GIVEN ENTRIES —

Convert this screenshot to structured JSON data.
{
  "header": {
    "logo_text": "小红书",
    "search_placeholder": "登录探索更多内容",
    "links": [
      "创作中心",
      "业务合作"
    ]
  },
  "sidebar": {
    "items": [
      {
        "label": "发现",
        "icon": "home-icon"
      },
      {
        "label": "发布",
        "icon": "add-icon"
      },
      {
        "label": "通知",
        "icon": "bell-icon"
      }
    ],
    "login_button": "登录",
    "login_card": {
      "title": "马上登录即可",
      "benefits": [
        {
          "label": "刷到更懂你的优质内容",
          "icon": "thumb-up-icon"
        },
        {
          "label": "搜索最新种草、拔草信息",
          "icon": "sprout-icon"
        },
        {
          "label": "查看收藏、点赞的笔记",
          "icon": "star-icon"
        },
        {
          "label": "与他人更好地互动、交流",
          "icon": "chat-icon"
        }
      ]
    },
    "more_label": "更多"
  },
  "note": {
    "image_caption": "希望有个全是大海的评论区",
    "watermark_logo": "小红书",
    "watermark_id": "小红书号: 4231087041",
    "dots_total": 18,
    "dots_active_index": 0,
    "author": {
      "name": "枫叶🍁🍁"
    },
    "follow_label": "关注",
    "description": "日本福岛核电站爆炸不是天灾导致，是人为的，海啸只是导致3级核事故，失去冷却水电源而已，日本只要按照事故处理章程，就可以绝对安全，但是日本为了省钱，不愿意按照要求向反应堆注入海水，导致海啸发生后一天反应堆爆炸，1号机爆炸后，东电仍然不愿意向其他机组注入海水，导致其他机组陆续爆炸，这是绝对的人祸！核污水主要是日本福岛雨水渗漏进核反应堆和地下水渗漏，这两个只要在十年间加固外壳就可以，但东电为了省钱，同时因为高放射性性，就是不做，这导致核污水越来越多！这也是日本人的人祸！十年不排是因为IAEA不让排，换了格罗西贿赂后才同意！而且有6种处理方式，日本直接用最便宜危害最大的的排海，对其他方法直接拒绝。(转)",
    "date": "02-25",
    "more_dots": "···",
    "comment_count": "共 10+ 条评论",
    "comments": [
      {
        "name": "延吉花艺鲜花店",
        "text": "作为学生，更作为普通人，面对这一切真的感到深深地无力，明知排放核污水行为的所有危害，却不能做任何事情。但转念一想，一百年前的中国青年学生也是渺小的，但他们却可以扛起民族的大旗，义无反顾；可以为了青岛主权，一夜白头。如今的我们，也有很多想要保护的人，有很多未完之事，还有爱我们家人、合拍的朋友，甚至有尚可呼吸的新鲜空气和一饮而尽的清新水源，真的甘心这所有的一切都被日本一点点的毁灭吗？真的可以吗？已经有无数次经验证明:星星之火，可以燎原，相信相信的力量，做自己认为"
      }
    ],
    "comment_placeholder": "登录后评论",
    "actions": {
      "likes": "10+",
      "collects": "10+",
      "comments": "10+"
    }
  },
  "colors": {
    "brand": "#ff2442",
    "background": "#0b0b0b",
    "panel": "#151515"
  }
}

INSTRUCTION —
The records above should be repeated in full, exactly as given.

RESPONSE FOR THIS EXERCISE —
Convert this screenshot to structured JSON data.
{
  "header": {
    "logo_text": "小红书",
    "search_placeholder": "登录探索更多内容",
    "links": [
      "创作中心",
      "业务合作"
    ]
  },
  "sidebar": {
    "items": [
      {
        "label": "发现",
        "icon": "home-icon"
      },
      {
        "label": "发布",
        "icon": "add-icon"
      },
      {
        "label": "通知",
        "icon": "bell-icon"
      }
    ],
    "login_button": "登录",
    "login_card": {
      "title": "马上登录即可",
      "benefits": [
        {
          "label": "刷到更懂你的优质内容",
          "icon": "thumb-up-icon"
        },
        {
          "label": "搜索最新种草、拔草信息",
          "icon": "sprout-icon"
        },
        {
          "label": "查看收藏、点赞的笔记",
          "icon": "star-icon"
        },
        {
          "label": "与他人更好地互动、交流",
          "icon": "chat-icon"
        }
      ]
    },
    "more_label": "更多"
  },
  "note": {
    "image_caption": "希望有个全是大海的评论区",
    "watermark_logo": "小红书",
    "watermark_id": "小红书号: 4231087041",
    "dots_total": 18,
    "dots_active_index": 0,
    "author": {
      "name": "枫叶🍁🍁"
    },
    "follow_label": "关注",
    "description": "日本福岛核电站爆炸不是天灾导致，是人为的，海啸只是导致3级核事故，失去冷却水电源而已，日本只要按照事故处理章程，就可以绝对安全，但是日本为了省钱，不愿意按照要求向反应堆注入海水，导致海啸发生后一天反应堆爆炸，1号机爆炸后，东电仍然不愿意向其他机组注入海水，导致其他机组陆续爆炸，这是绝对的人祸！核污水主要是日本福岛雨水渗漏进核反应堆和地下水渗漏，这两个只要在十年间加固外壳就可以，但东电为了省钱，同时因为高放射性性，就是不做，这导致核污水越来越多！这也是日本人的人祸！十年不排是因为IAEA不让排，换了格罗西贿赂后才同意！而且有6种处理方式，日本直接用最便宜危害最大的的排海，对其他方法直接拒绝。(转)",
    "date": "02-25",
    "more_dots": "···",
    "comment_count": "共 10+ 条评论",
    "comments": [
      {
        "name": "延吉花艺鲜花店",
        "text": "作为学生，更作为普通人，面对这一切真的感到深深地无力，明知排放核污水行为的所有危害，却不能做任何事情。但转念一想，一百年前的中国青年学生也是渺小的，但他们却可以扛起民族的大旗，义无反顾；可以为了青岛主权，一夜白头。如今的我们，也有很多想要保护的人，有很多未完之事，还有爱我们家人、合拍的朋友，甚至有尚可呼吸的新鲜空气和一饮而尽的清新水源，真的甘心这所有的一切都被日本一点点的毁灭吗？真的可以吗？已经有无数次经验证明:星星之火，可以燎原，相信相信的力量，做自己认为"
      }
    ],
    "comment_placeholder": "登录后评论",
    "actions": {
      "likes": "10+",
      "collects": "10+",
      "comments": "10+"
    }
  },
  "colors": {
    "brand": "#ff2442",
    "background": "#0b0b0b",
    "panel": "#151515"
  }
}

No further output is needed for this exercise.